Data extracted from a collection:
────────────────
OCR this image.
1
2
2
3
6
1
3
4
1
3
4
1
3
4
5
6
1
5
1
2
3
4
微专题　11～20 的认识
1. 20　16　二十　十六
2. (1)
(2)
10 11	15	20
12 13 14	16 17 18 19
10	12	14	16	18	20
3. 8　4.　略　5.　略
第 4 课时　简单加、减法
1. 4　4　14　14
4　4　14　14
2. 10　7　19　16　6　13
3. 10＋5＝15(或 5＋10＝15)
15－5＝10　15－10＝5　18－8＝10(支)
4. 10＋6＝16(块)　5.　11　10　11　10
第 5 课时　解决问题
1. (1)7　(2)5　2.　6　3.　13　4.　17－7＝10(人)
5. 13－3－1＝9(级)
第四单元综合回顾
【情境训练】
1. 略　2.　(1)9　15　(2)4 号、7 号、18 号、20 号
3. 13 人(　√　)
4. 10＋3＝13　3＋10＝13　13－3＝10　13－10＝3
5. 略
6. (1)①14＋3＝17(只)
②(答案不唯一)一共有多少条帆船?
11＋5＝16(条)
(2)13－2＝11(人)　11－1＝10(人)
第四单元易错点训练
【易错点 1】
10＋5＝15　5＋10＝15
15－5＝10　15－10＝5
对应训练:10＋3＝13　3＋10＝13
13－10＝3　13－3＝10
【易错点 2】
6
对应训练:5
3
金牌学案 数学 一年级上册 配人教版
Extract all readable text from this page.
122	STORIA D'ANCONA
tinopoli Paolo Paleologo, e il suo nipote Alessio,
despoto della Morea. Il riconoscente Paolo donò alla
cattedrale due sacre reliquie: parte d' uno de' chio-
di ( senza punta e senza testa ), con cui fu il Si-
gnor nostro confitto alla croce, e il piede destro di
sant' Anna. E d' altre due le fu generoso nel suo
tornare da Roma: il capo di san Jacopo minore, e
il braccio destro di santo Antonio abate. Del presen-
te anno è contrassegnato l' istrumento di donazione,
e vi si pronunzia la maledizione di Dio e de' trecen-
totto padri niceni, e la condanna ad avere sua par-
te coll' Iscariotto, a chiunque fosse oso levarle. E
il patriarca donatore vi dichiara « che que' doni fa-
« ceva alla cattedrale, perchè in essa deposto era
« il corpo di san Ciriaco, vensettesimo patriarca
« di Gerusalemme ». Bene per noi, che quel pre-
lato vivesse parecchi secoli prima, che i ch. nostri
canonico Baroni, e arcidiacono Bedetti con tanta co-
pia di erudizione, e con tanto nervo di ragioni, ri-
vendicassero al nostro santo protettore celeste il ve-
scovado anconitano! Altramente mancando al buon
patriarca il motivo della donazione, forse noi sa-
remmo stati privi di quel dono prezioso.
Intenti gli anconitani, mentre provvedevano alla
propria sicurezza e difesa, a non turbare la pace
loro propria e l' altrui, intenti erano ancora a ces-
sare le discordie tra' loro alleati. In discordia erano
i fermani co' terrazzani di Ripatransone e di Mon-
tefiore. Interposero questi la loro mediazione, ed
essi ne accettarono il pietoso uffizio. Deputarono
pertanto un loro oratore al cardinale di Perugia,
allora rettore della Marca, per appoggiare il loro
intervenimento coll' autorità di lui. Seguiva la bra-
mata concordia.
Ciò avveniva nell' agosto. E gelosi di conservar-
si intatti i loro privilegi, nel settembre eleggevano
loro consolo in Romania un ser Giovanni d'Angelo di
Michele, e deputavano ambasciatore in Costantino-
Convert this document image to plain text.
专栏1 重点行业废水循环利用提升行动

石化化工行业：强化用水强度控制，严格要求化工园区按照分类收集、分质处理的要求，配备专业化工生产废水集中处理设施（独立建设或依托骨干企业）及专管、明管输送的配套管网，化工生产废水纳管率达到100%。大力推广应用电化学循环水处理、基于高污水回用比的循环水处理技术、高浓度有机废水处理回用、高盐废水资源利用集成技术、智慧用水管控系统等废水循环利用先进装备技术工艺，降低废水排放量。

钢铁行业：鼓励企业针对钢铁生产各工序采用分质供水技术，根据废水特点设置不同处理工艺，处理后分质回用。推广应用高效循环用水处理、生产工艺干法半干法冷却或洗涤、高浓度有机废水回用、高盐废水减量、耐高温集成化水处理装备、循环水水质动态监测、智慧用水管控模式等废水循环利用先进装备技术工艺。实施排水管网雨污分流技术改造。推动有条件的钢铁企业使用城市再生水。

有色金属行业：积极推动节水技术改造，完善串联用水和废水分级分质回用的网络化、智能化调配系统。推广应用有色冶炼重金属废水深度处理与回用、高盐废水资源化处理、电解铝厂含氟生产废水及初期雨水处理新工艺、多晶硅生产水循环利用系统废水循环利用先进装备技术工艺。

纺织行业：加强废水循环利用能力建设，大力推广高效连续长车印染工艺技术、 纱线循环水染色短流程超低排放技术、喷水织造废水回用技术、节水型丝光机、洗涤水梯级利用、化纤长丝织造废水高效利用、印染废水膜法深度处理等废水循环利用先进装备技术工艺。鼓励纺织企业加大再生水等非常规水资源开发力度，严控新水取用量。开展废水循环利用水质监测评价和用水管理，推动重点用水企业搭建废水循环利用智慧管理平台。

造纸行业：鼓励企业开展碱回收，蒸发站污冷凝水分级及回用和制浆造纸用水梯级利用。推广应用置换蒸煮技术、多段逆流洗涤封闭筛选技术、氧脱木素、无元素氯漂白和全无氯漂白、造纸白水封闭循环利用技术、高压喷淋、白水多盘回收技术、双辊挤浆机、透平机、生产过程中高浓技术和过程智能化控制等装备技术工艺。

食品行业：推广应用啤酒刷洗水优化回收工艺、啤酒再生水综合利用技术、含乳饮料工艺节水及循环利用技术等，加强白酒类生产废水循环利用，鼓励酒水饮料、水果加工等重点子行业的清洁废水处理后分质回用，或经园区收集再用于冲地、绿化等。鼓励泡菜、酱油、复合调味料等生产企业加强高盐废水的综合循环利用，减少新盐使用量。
────────────────
Your goal: Return each full line of the entries that contains the word "destro".

Exercise output:
gnor nostro confitto alla croce, e il piede destro di
il braccio destro di santo Antonio abate. Del presen-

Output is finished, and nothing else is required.